» **Given exercise**
Copy the listing verbatim, excluding any images found in it.

--- Start Supplied data ---

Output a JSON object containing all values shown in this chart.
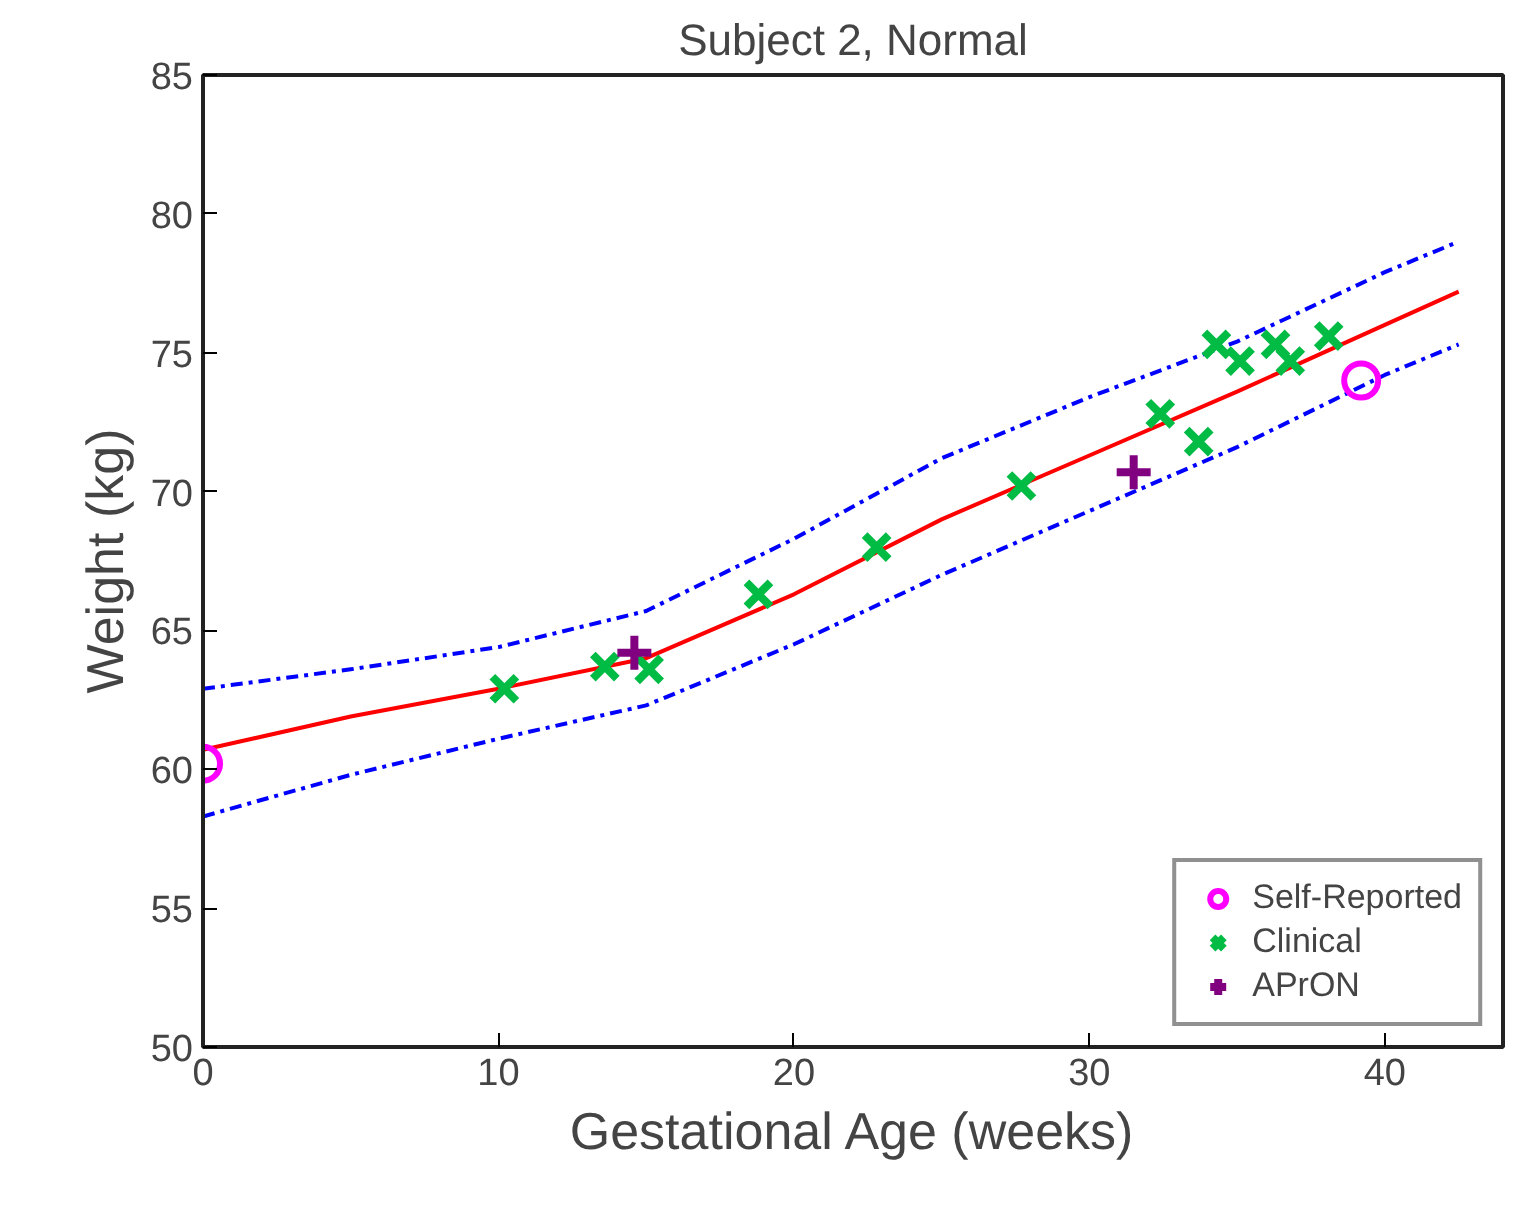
{
  "chart_data": {
    "type": "scatter",
    "title": "Subject 2, Normal",
    "xlabel": "Gestational Age (weeks)",
    "ylabel": "Weight (kg)",
    "xlim": [
      0,
      44
    ],
    "ylim": [
      50,
      85
    ],
    "xticks": [
      0,
      10,
      20,
      30,
      40
    ],
    "yticks": [
      50,
      55,
      60,
      65,
      70,
      75,
      80,
      85
    ],
    "grid": false,
    "legend": "bottom right",
    "series": [
      {
        "type": "line",
        "color": "#ff0000",
        "line_style": "solid",
        "x": [
          0,
          5,
          10,
          15,
          20,
          25,
          30,
          35,
          40,
          42.5
        ],
        "values": [
          60.7,
          61.9,
          62.9,
          64.0,
          66.3,
          69.0,
          71.3,
          73.6,
          76.0,
          77.2
        ]
      },
      {
        "type": "line",
        "color": "#0000ff",
        "line_style": "dashed",
        "x": [
          0,
          5,
          10,
          15,
          20,
          25,
          30,
          35,
          40,
          42.5
        ],
        "values": [
          62.9,
          63.6,
          64.4,
          65.7,
          68.3,
          71.2,
          73.4,
          75.4,
          77.9,
          79.0
        ]
      },
      {
        "type": "line",
        "color": "#0000ff",
        "line_style": "dashed",
        "x": [
          0,
          5,
          10,
          15,
          20,
          25,
          30,
          35,
          40,
          42.5
        ],
        "values": [
          58.3,
          59.8,
          61.1,
          62.3,
          64.5,
          67.0,
          69.3,
          71.6,
          74.2,
          75.3
        ]
      },
      {
        "name": "Self-Reported",
        "color": "#ff00ff",
        "marker": "circle",
        "x": [
          0,
          39.2
        ],
        "values": [
          60.2,
          74.0
        ]
      },
      {
        "name": "Clinical",
        "color": "#00bb44",
        "marker": "cross",
        "x": [
          10.2,
          13.6,
          15.1,
          18.8,
          22.8,
          27.7,
          32.4,
          33.7,
          34.3,
          35.1,
          36.3,
          36.8,
          38.1
        ],
        "values": [
          62.9,
          63.7,
          63.6,
          66.3,
          68.0,
          70.2,
          72.8,
          71.8,
          75.3,
          74.7,
          75.3,
          74.7,
          75.6
        ]
      },
      {
        "name": "APrON",
        "color": "#800080",
        "marker": "plus",
        "x": [
          14.6,
          31.5
        ],
        "values": [
          64.2,
          70.7
        ]
      }
    ]
  }
}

--- End Supplied data ---

» **Full answer**
Output a JSON object containing all values shown in this chart.
{
  "chart_data": {
    "type": "scatter",
    "title": "Subject 2, Normal",
    "xlabel": "Gestational Age (weeks)",
    "ylabel": "Weight (kg)",
    "xlim": [
      0,
      44
    ],
    "ylim": [
      50,
      85
    ],
    "xticks": [
      0,
      10,
      20,
      30,
      40
    ],
    "yticks": [
      50,
      55,
      60,
      65,
      70,
      75,
      80,
      85
    ],
    "grid": false,
    "legend": "bottom right",
    "series": [
      {
        "type": "line",
        "color": "#ff0000",
        "line_style": "solid",
        "x": [
          0,
          5,
          10,
          15,
          20,
          25,
          30,
          35,
          40,
          42.5
        ],
        "values": [
          60.7,
          61.9,
          62.9,
          64.0,
          66.3,
          69.0,
          71.3,
          73.6,
          76.0,
          77.2
        ]
      },
      {
        "type": "line",
        "color": "#0000ff",
        "line_style": "dashed",
        "x": [
          0,
          5,
          10,
          15,
          20,
          25,
          30,
          35,
          40,
          42.5
        ],
        "values": [
          62.9,
          63.6,
          64.4,
          65.7,
          68.3,
          71.2,
          73.4,
          75.4,
          77.9,
          79.0
        ]
      },
      {
        "type": "line",
        "color": "#0000ff",
        "line_style": "dashed",
        "x": [
          0,
          5,
          10,
          15,
          20,
          25,
          30,
          35,
          40,
          42.5
        ],
        "values": [
          58.3,
          59.8,
          61.1,
          62.3,
          64.5,
          67.0,
          69.3,
          71.6,
          74.2,
          75.3
        ]
      },
      {
        "name": "Self-Reported",
        "color": "#ff00ff",
        "marker": "circle",
        "x": [
          0,
          39.2
        ],
        "values": [
          60.2,
          74.0
        ]
      },
      {
        "name": "Clinical",
        "color": "#00bb44",
        "marker": "cross",
        "x": [
          10.2,
          13.6,
          15.1,
          18.8,
          22.8,
          27.7,
          32.4,
          33.7,
          34.3,
          35.1,
          36.3,
          36.8,
          38.1
        ],
        "values": [
          62.9,
          63.7,
          63.6,
          66.3,
          68.0,
          70.2,
          72.8,
          71.8,
          75.3,
          74.7,
          75.3,
          74.7,
          75.6
        ]
      },
      {
        "name": "APrON",
        "color": "#800080",
        "marker": "plus",
        "x": [
          14.6,
          31.5
        ],
        "values": [
          64.2,
          70.7
        ]
      }
    ]
  }
}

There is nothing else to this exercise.